REQUIRED WORK =
Rewrite the rows from the first one through the line containing "participant-name-tag: WVSU_Edel Carmela", changing "bounding boxes" to "bounding rectangles" and keeping everything else the same.
+---+
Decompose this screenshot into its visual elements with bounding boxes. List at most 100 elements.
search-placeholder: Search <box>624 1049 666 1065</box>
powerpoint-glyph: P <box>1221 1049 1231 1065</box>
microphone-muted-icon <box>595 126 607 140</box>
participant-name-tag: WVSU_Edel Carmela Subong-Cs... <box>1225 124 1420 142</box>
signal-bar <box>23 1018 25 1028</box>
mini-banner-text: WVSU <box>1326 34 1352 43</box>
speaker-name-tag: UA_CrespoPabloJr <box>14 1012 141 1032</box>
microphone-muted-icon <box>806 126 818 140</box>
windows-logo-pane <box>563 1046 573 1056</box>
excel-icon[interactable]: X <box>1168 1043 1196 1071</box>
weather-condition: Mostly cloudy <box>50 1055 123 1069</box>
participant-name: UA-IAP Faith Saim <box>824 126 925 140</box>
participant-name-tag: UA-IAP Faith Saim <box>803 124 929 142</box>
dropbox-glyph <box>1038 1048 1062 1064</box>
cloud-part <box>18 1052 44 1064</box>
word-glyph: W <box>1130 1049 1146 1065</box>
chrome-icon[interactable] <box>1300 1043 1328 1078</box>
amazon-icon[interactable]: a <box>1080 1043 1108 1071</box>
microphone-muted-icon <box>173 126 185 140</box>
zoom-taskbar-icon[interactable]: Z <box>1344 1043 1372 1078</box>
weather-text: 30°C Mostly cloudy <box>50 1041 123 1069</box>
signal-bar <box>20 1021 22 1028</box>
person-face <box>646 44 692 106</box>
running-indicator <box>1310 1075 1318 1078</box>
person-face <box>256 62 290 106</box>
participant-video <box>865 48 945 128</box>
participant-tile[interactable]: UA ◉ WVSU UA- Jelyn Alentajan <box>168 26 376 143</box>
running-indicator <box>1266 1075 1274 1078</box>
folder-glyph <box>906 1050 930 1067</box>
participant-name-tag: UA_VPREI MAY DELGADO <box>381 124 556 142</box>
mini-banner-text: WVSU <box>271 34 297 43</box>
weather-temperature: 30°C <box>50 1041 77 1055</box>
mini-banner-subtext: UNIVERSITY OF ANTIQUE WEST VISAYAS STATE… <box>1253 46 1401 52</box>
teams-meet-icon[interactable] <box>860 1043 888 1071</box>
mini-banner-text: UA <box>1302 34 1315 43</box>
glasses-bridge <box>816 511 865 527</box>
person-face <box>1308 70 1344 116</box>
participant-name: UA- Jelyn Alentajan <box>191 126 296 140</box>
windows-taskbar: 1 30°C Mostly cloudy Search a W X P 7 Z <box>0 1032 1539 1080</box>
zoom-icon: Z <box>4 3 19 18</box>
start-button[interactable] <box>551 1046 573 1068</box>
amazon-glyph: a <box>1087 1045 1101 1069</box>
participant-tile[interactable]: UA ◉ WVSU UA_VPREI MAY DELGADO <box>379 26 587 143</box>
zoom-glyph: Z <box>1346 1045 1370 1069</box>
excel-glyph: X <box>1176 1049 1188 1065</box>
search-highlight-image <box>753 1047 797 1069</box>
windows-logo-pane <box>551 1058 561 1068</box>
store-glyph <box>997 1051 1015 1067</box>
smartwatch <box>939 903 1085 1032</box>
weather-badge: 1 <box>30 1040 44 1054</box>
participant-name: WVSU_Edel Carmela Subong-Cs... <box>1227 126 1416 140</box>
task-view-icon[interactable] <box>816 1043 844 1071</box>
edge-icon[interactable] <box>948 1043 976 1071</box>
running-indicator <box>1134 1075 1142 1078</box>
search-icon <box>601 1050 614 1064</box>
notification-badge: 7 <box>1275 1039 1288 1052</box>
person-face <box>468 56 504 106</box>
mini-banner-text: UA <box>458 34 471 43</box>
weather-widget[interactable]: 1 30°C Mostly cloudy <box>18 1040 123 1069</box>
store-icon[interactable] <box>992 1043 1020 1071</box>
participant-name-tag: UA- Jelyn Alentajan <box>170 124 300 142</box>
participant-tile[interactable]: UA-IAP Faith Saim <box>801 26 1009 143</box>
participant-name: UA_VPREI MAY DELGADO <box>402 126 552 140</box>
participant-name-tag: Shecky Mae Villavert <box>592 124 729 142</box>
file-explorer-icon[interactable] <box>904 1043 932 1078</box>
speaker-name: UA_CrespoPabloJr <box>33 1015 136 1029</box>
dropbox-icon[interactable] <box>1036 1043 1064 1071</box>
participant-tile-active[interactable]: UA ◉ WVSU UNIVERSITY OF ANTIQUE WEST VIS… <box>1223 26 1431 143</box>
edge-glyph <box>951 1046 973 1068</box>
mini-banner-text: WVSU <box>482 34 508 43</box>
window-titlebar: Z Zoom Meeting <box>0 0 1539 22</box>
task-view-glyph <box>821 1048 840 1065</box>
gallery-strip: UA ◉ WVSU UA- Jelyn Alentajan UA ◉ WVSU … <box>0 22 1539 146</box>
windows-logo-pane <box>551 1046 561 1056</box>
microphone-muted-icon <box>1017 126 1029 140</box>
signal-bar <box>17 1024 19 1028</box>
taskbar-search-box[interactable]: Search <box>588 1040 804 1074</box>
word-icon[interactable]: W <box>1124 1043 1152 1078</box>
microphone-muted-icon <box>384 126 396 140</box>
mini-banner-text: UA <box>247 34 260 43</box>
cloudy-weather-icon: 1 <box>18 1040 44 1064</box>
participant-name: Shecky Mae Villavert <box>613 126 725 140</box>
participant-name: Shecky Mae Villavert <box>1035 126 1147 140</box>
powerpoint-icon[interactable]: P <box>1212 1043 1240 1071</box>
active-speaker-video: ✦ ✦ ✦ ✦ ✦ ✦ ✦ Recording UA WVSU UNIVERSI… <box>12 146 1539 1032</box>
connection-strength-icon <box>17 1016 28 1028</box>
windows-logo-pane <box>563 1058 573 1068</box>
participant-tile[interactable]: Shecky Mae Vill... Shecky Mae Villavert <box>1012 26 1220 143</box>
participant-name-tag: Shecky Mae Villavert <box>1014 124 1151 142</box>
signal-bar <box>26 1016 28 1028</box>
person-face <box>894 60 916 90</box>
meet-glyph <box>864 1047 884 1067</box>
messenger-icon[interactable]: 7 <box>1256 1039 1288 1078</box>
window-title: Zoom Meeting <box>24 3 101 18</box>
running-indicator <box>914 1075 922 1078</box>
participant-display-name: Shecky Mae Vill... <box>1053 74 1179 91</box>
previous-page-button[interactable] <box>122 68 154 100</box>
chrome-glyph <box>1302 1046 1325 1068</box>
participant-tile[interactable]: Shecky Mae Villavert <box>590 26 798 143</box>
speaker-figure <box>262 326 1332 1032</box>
+---+
TASK SOLUTION =
Decompose this screenshot into its visual elements with bounding rectangles. List at most 100 elements.
search-placeholder: Search <box>624 1049 666 1065</box>
powerpoint-glyph: P <box>1221 1049 1231 1065</box>
microphone-muted-icon <box>595 126 607 140</box>
participant-name-tag: WVSU_Edel Carmela Subong-Cs... <box>1225 124 1420 142</box>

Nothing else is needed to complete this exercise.